**TO BE DONE**
**A.** Decide whether each statement below agrees with the forum thread about the tiny planted tank. For each, answer yes or no and quote the thread's deciding words. (i) Kehy says the tank holds anubias and java fern. (ii) Kehy added larger copepods taken from a pond. (iii) Kehy says the tank sits directly in the path of the light.
**B.** In the forum thread about the tiny planted tank, what light does Kehy say the tank is 3 inches away from?
**C.** Extend the forum thread about the tiny planted tank, beginning after its final sentence.
[start of EXTRACTED TEXT]
# Banana for scale



## TropicalAquarist (Jun 9, 2015)

LOL this is the kind of thing you can wear as a necklace around your neck, haha


----------



## xquisit (Sep 2, 2014)

TropicalAquarist said:


> LOL this is the kind of thing you can wear as a necklace around your neck, haha


That's way better than flava flav's idea of a necklace around his neck - lol


----------



## Kehy (Feb 5, 2012)

I'd report any changes but uhh... It's anubias and java fern. There aren't any. No noticeable algae either. 

I mean, there might be copepods, but they're probably still too small to see

EDIT: On second thought, when the light hits it just right, you can totally see itty bitty moving things just catching the light. Sweet, stocking is done.


----------



## Doc7 (Apr 7, 2011)

But how many watts per gallon???


----------



## Kehy (Feb 5, 2012)

Doc7 said:


> But how many watts per gallon???


Well it IS 3" away from a Finnex Fugeray... :grin2:

Its' not directly in the path of light though, so it's actually only low light I'm guessing


----------



## TankedJay (Apr 11, 2017)

I like these miniature plant setups! very detailed light handed work


----------



## longgonedaddy (Dec 9, 2012)

How big is that banana? Need to put another banana next to it for true size.


----------



## Kehy (Feb 5, 2012)

Well one of the anubias is getting a new leaf, so I think I get to call this a successful tank? Not much to take a picture of though.


----------



## Kehy (Feb 5, 2012)

Video update this time. Added some larger copepods from my pond. Soothing.
https://youtu.be/NYqUGpMZWxw


----------



## Kehy (Feb 5, 2012)

New tank syndrome and an algae bloom have struck the tank. I've started a very careful-ish Excel regimen so hopefully that clears up. Unfortunately the daphnia are doing well, they've given birth (they do parthanogenetic live births) and the young are quite visible.
[end of EXTRACTED TEXT]
[start of RECORDED INFORMATION]
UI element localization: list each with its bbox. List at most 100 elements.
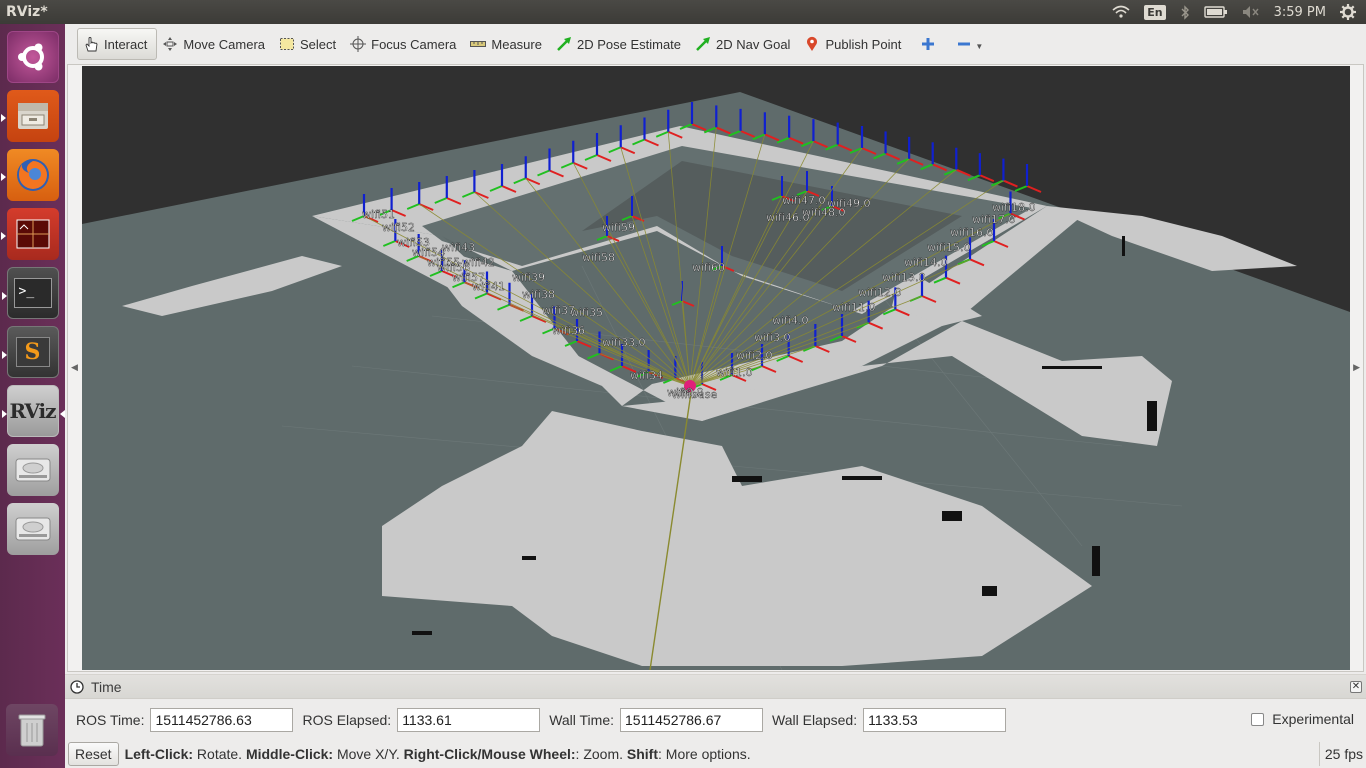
[end of RECORDED INFORMATION]
**EXPECTED OUTPUTS**
**A.**
(i) Yes: "It's anubias and java fern."
(ii) Yes: "Added some larger copepods from my pond."
(iii) No: "Its' not directly in the path of light though"

**B.** A Finnex Fugeray.

**C.**
One of the anubias has just about grown a full new leaf, so obviously something is correct in this little bottle. Even the java fern is slightly and slowly growing a new leaf. 









And another video update. No talking again, just bouncing daphnia. Apologies for the shaky camera
https://youtu.be/zUlKpajUC3c


----------



## Kehy (Feb 5, 2012)

Just wanted to update this. It's now sitting on a windowsill, and it's been ages since the last water change. There appears to be a thriving population of inverts, and the plants have done extremely well. Very little algae, I believe all there is is just a little greenspot. I did add a tiny MTS at one point, and it seems happy in there as well.


----------



## longgonedaddy (Dec 9, 2012)

Looks good, but where's the banana?


----------



## Kehy (Feb 5, 2012)

Btw...

This is still going. Still needing basically no care at all


----------



## Econde (Oct 13, 2015)

It's like a ship in a bottle! Very nice.


----------



## monkeyruler90 (Apr 13, 2008)

wow after all this time, it looks awesome!

Yeah the plants appear to have been growing some. what type of animals do you see in there?


----------



## Kehy (Feb 5, 2012)

As far as I can tell, one 1/4" ramshorn I don't remember ever adding myself is the only active life I can see. I'm assuming the daphnia and such left eggs that may/would hatch someday. 

Plants have well over doubled in size, and there's a distinct layer of snail waste on top of the substrate that's well its way to becoming substrate itself. I did have to add a single pellet of osmocote in December though


----------



## hyperheide (Oct 3, 2020)

Very nice project. I definitely share your interest in the very small things.
I think I almost spend more time watching daphnia, cyclops and other small moving things than for watching my fish.


----------



## Seedreemer (Sep 28, 2008)

This is so interesting. Please keep us updated as the years go by.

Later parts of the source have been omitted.